[Dataset records on visual material]
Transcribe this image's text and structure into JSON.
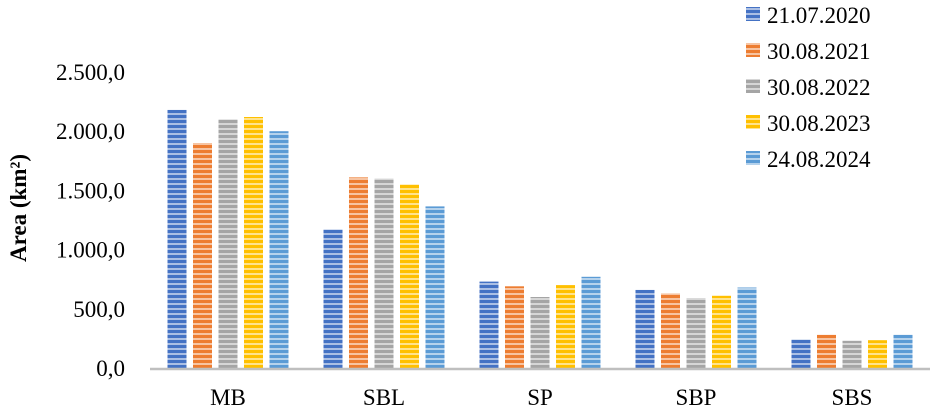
{
  "chart_data": {
    "type": "bar",
    "title": "",
    "xlabel": "",
    "ylabel": "Area (km²)",
    "ylim": [
      0,
      2500
    ],
    "yticks": [
      "0,0",
      "500,0",
      "1.000,0",
      "1.500,0",
      "2.000,0",
      "2.500,0"
    ],
    "grid": false,
    "legend": "top-right",
    "categories": [
      "MB",
      "SBL",
      "SP",
      "SBP",
      "SBS"
    ],
    "series": [
      {
        "name": "21.07.2020",
        "color": "#4472C4",
        "values": [
          2180,
          1170,
          730,
          660,
          240
        ]
      },
      {
        "name": "30.08.2021",
        "color": "#ED7D31",
        "values": [
          1900,
          1610,
          690,
          630,
          280
        ]
      },
      {
        "name": "30.08.2022",
        "color": "#A5A5A5",
        "values": [
          2100,
          1600,
          600,
          590,
          230
        ]
      },
      {
        "name": "30.08.2023",
        "color": "#FFC000",
        "values": [
          2120,
          1550,
          700,
          610,
          235
        ]
      },
      {
        "name": "24.08.2024",
        "color": "#5B9BD5",
        "values": [
          2000,
          1365,
          770,
          680,
          280
        ]
      }
    ]
  }
}
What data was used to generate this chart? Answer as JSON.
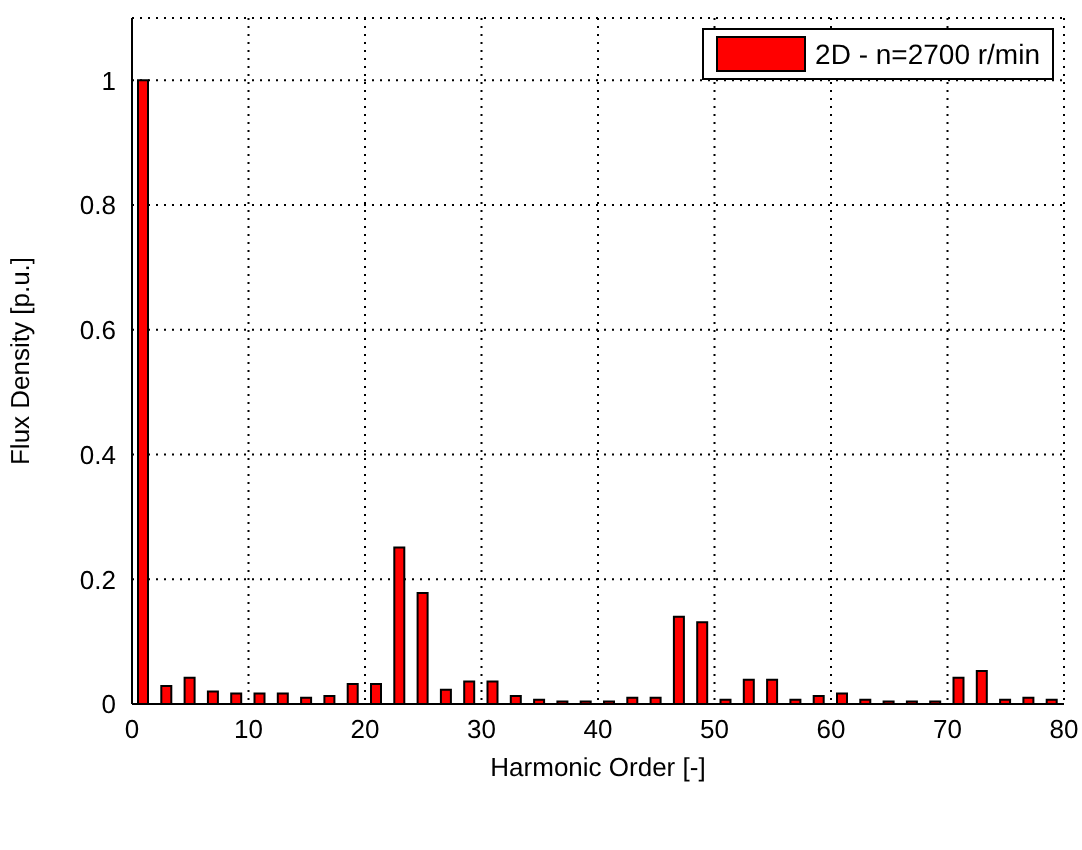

- [Task objective]
Reproduce the listing word for word and omit its pictures.

- [Finished exercise]
Transcribe this image's text and structure into JSON.
{
  "chart_data": {
    "type": "bar",
    "title": "",
    "xlabel": "",
    "ylabel": "Area (km²)",
    "ylim": [
      0,
      2500
    ],
    "yticks": [
      "0,0",
      "500,0",
      "1.000,0",
      "1.500,0",
      "2.000,0",
      "2.500,0"
    ],
    "grid": false,
    "legend": "top-right",
    "categories": [
      "MB",
      "SBL",
      "SP",
      "SBP",
      "SBS"
    ],
    "series": [
      {
        "name": "21.07.2020",
        "color": "#4472C4",
        "values": [
          2180,
          1170,
          730,
          660,
          240
        ]
      },
      {
        "name": "30.08.2021",
        "color": "#ED7D31",
        "values": [
          1900,
          1610,
          690,
          630,
          280
        ]
      },
      {
        "name": "30.08.2022",
        "color": "#A5A5A5",
        "values": [
          2100,
          1600,
          600,
          590,
          230
        ]
      },
      {
        "name": "30.08.2023",
        "color": "#FFC000",
        "values": [
          2120,
          1550,
          700,
          610,
          235
        ]
      },
      {
        "name": "24.08.2024",
        "color": "#5B9BD5",
        "values": [
          2000,
          1365,
          770,
          680,
          280
        ]
      }
    ]
  }
}
What data was used to generate this chart? Answer as JSON.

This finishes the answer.